* What to do
Lines containing the word "Закрепить" are to be located and copied.

[Data excerpts]

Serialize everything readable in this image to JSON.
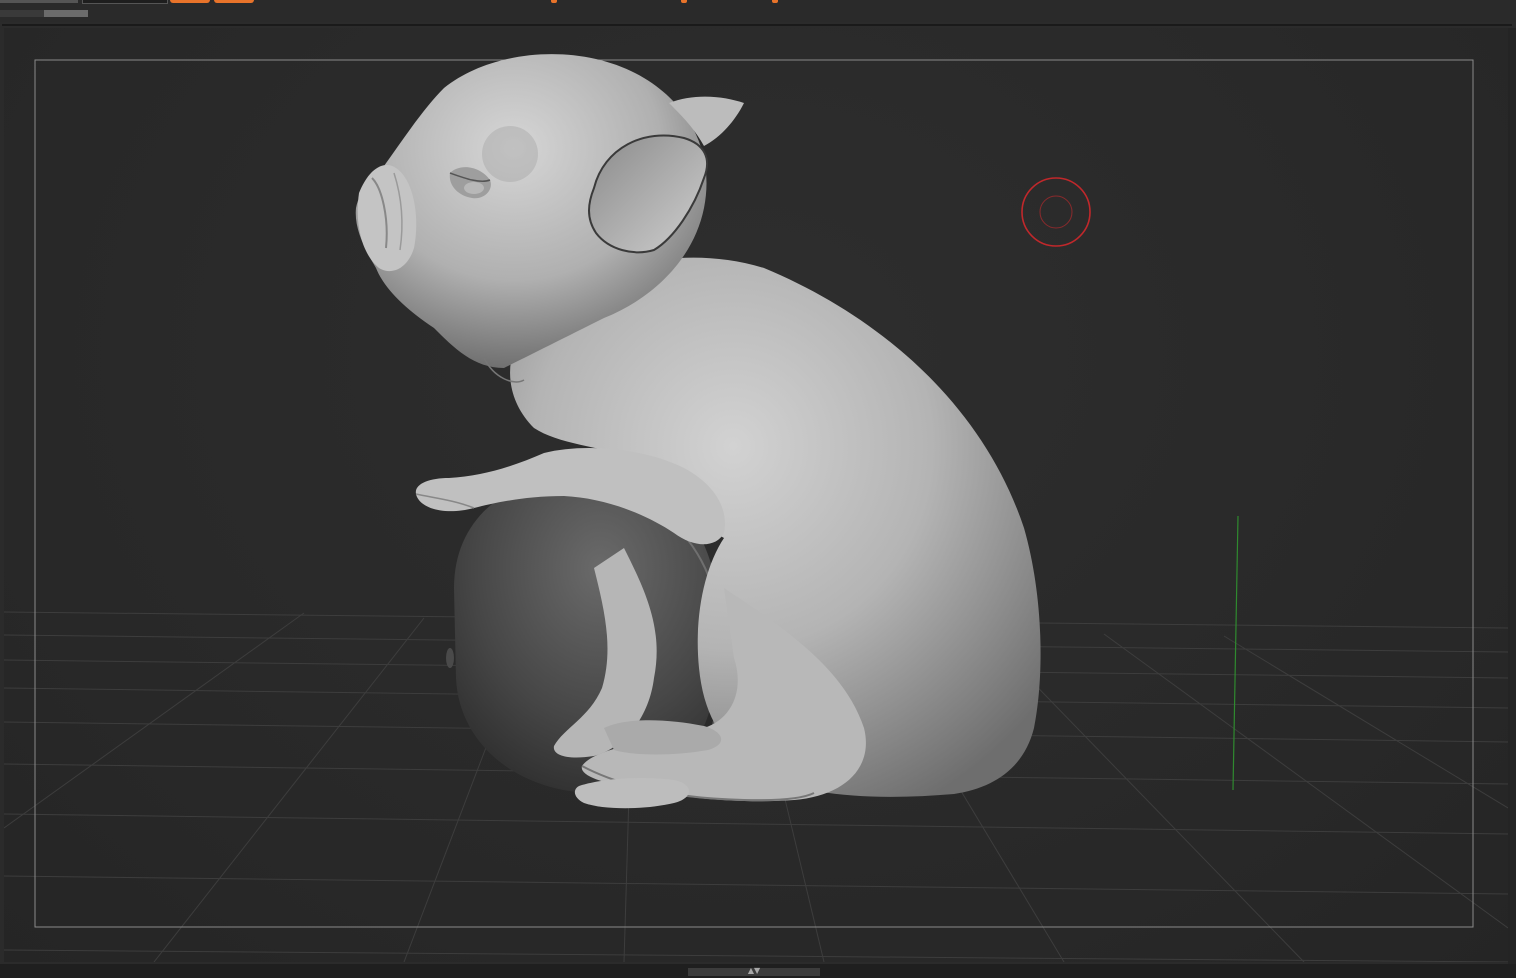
{
  "app": {
    "accent_color": "#e8732a",
    "background_color": "#2b2b2b"
  },
  "toolbar": {
    "tabs": [
      {
        "icon": "tab-active"
      },
      {
        "icon": "tab-inactive"
      }
    ],
    "buttons": [
      {
        "icon": "orange-toggle"
      },
      {
        "icon": "orange-toggle"
      }
    ],
    "markers": [
      {
        "icon": "orange-marker"
      },
      {
        "icon": "orange-marker"
      },
      {
        "icon": "orange-marker"
      }
    ]
  },
  "progress": {
    "fraction": 0.5
  },
  "viewport": {
    "model": "pig sculpt",
    "brush_cursor_color": "#c0282b",
    "axis_y_color": "#2f8a2f",
    "grid": true
  },
  "bottom": {
    "toggle_icon": "up-down-arrows-icon",
    "arrows_glyph": "▲▼"
  }
}
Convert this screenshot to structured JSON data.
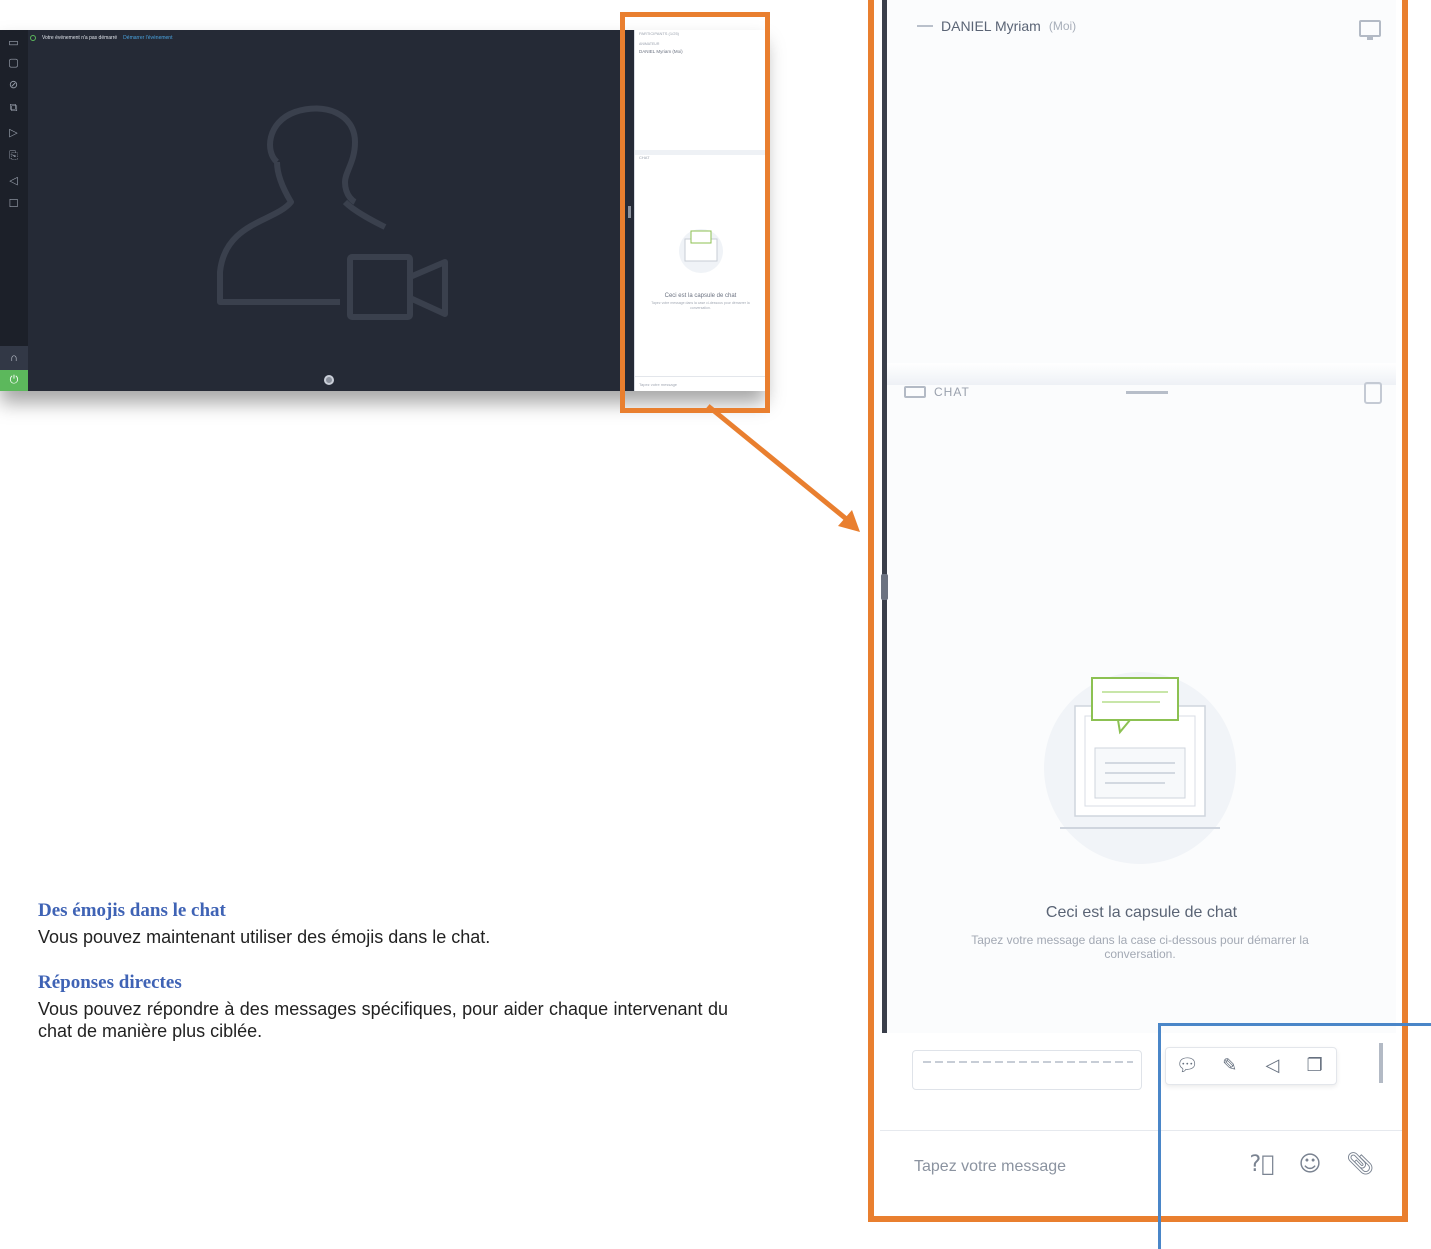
{
  "small_app": {
    "status_text": "Votre événement n'a pas démarré",
    "status_link": "Démarrer l'événement",
    "participants_header": "PARTICIPANTS (1/25)",
    "section_label": "ANIMATEUR",
    "user_name": "DANIEL Myriam",
    "user_tag": "(Moi)",
    "chat_label": "CHAT",
    "chat_title": "Ceci est la capsule de chat",
    "chat_subtitle": "Tapez votre message dans la case ci-dessous pour démarrer la conversation.",
    "input_placeholder": "Tapez votre message"
  },
  "zoom_panel": {
    "user_name": "DANIEL Myriam",
    "user_tag": "(Moi)",
    "chat_label": "CHAT",
    "chat_title": "Ceci est la capsule de chat",
    "chat_subtitle": "Tapez votre message dans la case ci-dessous pour démarrer la conversation.",
    "input_placeholder": "Tapez votre message"
  },
  "message_actions": [
    "reply-icon",
    "pin-icon",
    "announce-icon",
    "copy-icon"
  ],
  "input_actions": [
    "help-icon",
    "emoji-icon",
    "attach-icon"
  ],
  "text": {
    "heading_1": "Des émojis dans le chat",
    "body_1": "Vous pouvez maintenant utiliser des émojis dans le chat.",
    "heading_2": "Réponses directes",
    "body_2": "Vous pouvez répondre à des messages spécifiques, pour aider chaque intervenant du chat de manière plus ciblée."
  },
  "colors": {
    "highlight_orange": "#e97f2f",
    "highlight_blue": "#4a86c8",
    "heading_blue": "#3f63b5",
    "app_dark": "#252a36",
    "power_green": "#5cb85c"
  }
}
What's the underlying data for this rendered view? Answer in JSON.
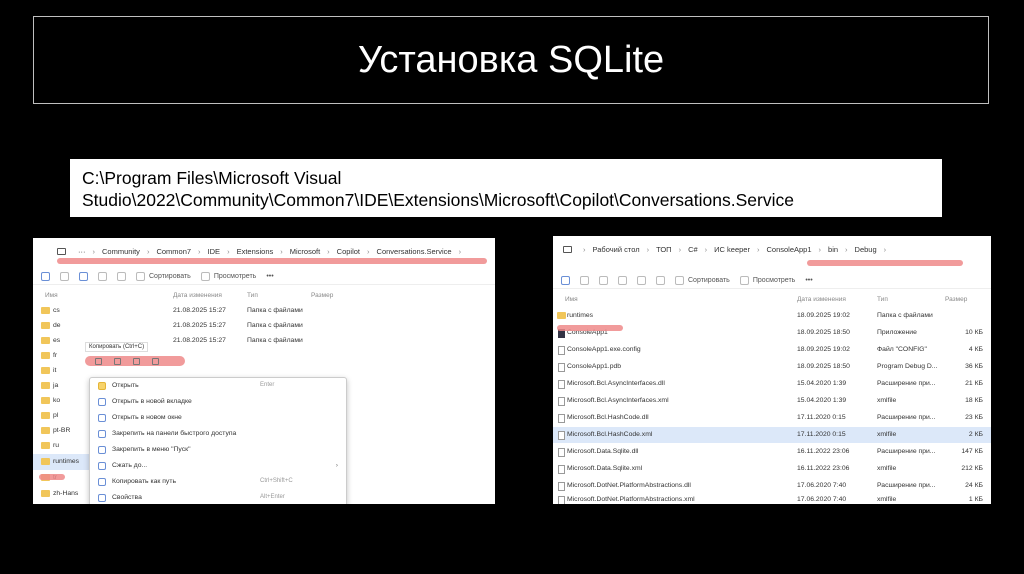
{
  "slide": {
    "title": "Установка SQLite",
    "path_line1": "C:\\Program Files\\Microsoft Visual",
    "path_line2": "Studio\\2022\\Community\\Common7\\IDE\\Extensions\\Microsoft\\Copilot\\Conversations.Service"
  },
  "colors": {
    "background": "#000000",
    "highlight": "#ef8a8a",
    "folder": "#f1c65a",
    "selection": "#dce8f9"
  },
  "left_explorer": {
    "breadcrumbs": [
      "···",
      "Community",
      "Common7",
      "IDE",
      "Extensions",
      "Microsoft",
      "Copilot",
      "Conversations.Service"
    ],
    "toolbar": {
      "sort_label": "Сортировать",
      "view_label": "Просмотреть",
      "more_label": "•••"
    },
    "columns": {
      "name": "Имя",
      "date": "Дата изменения",
      "type": "Тип",
      "size": "Размер"
    },
    "rows": [
      {
        "name": "cs",
        "date": "21.08.2025 15:27",
        "type": "Папка с файлами"
      },
      {
        "name": "de",
        "date": "21.08.2025 15:27",
        "type": "Папка с файлами"
      },
      {
        "name": "es",
        "date": "21.08.2025 15:27",
        "type": "Папка с файлами"
      },
      {
        "name": "fr",
        "date": "",
        "type": ""
      },
      {
        "name": "it",
        "date": "",
        "type": ""
      },
      {
        "name": "ja",
        "date": "",
        "type": ""
      },
      {
        "name": "ko",
        "date": "",
        "type": ""
      },
      {
        "name": "pl",
        "date": "",
        "type": ""
      },
      {
        "name": "pt-BR",
        "date": "",
        "type": ""
      },
      {
        "name": "ru",
        "date": "",
        "type": ""
      },
      {
        "name": "runtimes",
        "date": "",
        "type": ""
      },
      {
        "name": "tr",
        "date": "",
        "type": ""
      },
      {
        "name": "zh-Hans",
        "date": "",
        "type": ""
      }
    ],
    "context_menu": {
      "tooltip": "Копировать (Ctrl+C)",
      "items": [
        {
          "label": "Открыть",
          "shortcut": "Enter"
        },
        {
          "label": "Открыть в новой вкладке",
          "shortcut": ""
        },
        {
          "label": "Открыть в новом окне",
          "shortcut": ""
        },
        {
          "label": "Закрепить на панели быстрого доступа",
          "shortcut": ""
        },
        {
          "label": "Закрепить в меню \"Пуск\"",
          "shortcut": ""
        },
        {
          "label": "Сжать до...",
          "shortcut": "›"
        },
        {
          "label": "Копировать как путь",
          "shortcut": "Ctrl+Shift+C"
        },
        {
          "label": "Свойства",
          "shortcut": "Alt+Enter"
        }
      ]
    }
  },
  "right_explorer": {
    "breadcrumbs": [
      "Рабочий стол",
      "ТОП",
      "C#",
      "ИС keeper",
      "ConsoleApp1",
      "bin",
      "Debug"
    ],
    "toolbar": {
      "sort_label": "Сортировать",
      "view_label": "Просмотреть",
      "more_label": "•••"
    },
    "columns": {
      "name": "Имя",
      "date": "Дата изменения",
      "type": "Тип",
      "size": "Размер"
    },
    "rows": [
      {
        "name": "runtimes",
        "date": "18.09.2025 19:02",
        "type": "Папка с файлами",
        "size": ""
      },
      {
        "name": "ConsoleApp1",
        "date": "18.09.2025 18:50",
        "type": "Приложение",
        "size": "10 КБ"
      },
      {
        "name": "ConsoleApp1.exe.config",
        "date": "18.09.2025 19:02",
        "type": "Файл \"CONFIG\"",
        "size": "4 КБ"
      },
      {
        "name": "ConsoleApp1.pdb",
        "date": "18.09.2025 18:50",
        "type": "Program Debug D...",
        "size": "36 КБ"
      },
      {
        "name": "Microsoft.Bcl.AsyncInterfaces.dll",
        "date": "15.04.2020 1:39",
        "type": "Расширение при...",
        "size": "21 КБ"
      },
      {
        "name": "Microsoft.Bcl.AsyncInterfaces.xml",
        "date": "15.04.2020 1:39",
        "type": "xmlfile",
        "size": "18 КБ"
      },
      {
        "name": "Microsoft.Bcl.HashCode.dll",
        "date": "17.11.2020 0:15",
        "type": "Расширение при...",
        "size": "23 КБ"
      },
      {
        "name": "Microsoft.Bcl.HashCode.xml",
        "date": "17.11.2020 0:15",
        "type": "xmlfile",
        "size": "2 КБ"
      },
      {
        "name": "Microsoft.Data.Sqlite.dll",
        "date": "16.11.2022 23:06",
        "type": "Расширение при...",
        "size": "147 КБ"
      },
      {
        "name": "Microsoft.Data.Sqlite.xml",
        "date": "16.11.2022 23:06",
        "type": "xmlfile",
        "size": "212 КБ"
      },
      {
        "name": "Microsoft.DotNet.PlatformAbstractions.dll",
        "date": "17.06.2020 7:40",
        "type": "Расширение при...",
        "size": "24 КБ"
      },
      {
        "name": "Microsoft.DotNet.PlatformAbstractions.xml",
        "date": "17.06.2020 7:40",
        "type": "xmlfile",
        "size": "1 КБ"
      }
    ]
  }
}
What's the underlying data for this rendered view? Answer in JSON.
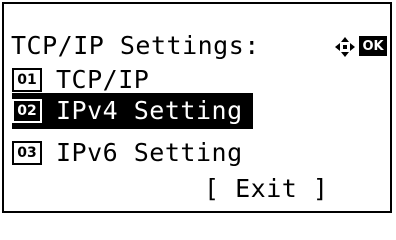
{
  "screen": {
    "title": "TCP/IP Settings:",
    "nav_icon": "four-way-arrow-icon",
    "ok_label": "OK"
  },
  "menu": {
    "items": [
      {
        "number": "01",
        "label": "TCP/IP",
        "selected": false
      },
      {
        "number": "02",
        "label": "IPv4 Setting",
        "selected": true
      },
      {
        "number": "03",
        "label": "IPv6 Setting",
        "selected": false
      }
    ],
    "exit_label": "[ Exit ]"
  },
  "colors": {
    "background": "#ffffff",
    "foreground": "#000000",
    "highlight": "#000000"
  }
}
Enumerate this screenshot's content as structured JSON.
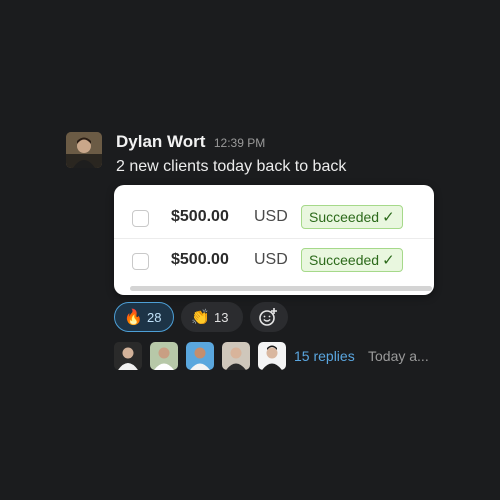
{
  "message": {
    "author": "Dylan Wort",
    "time": "12:39 PM",
    "text": "2 new clients today back to back"
  },
  "payments": [
    {
      "amount": "$500.00",
      "currency": "USD",
      "status": "Succeeded",
      "status_icon": "check-icon"
    },
    {
      "amount": "$500.00",
      "currency": "USD",
      "status": "Succeeded",
      "status_icon": "check-icon"
    }
  ],
  "reactions": [
    {
      "emoji": "🔥",
      "count": "28",
      "active": true
    },
    {
      "emoji": "👏",
      "count": "13",
      "active": false
    }
  ],
  "add_reaction_icon": "add-reaction-icon",
  "thread": {
    "replies": "15 replies",
    "last_reply": "Today a..."
  },
  "colors": {
    "background": "#1b1c1e",
    "link": "#5aa6e0",
    "success_bg": "#e9f7df",
    "success_border": "#a6d98a",
    "active_reaction_border": "#4d9fd6"
  }
}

* Result
          "label": "Закрепить на панели быстрого доступа",
          "label": "Закрепить в меню \"Пуск\"",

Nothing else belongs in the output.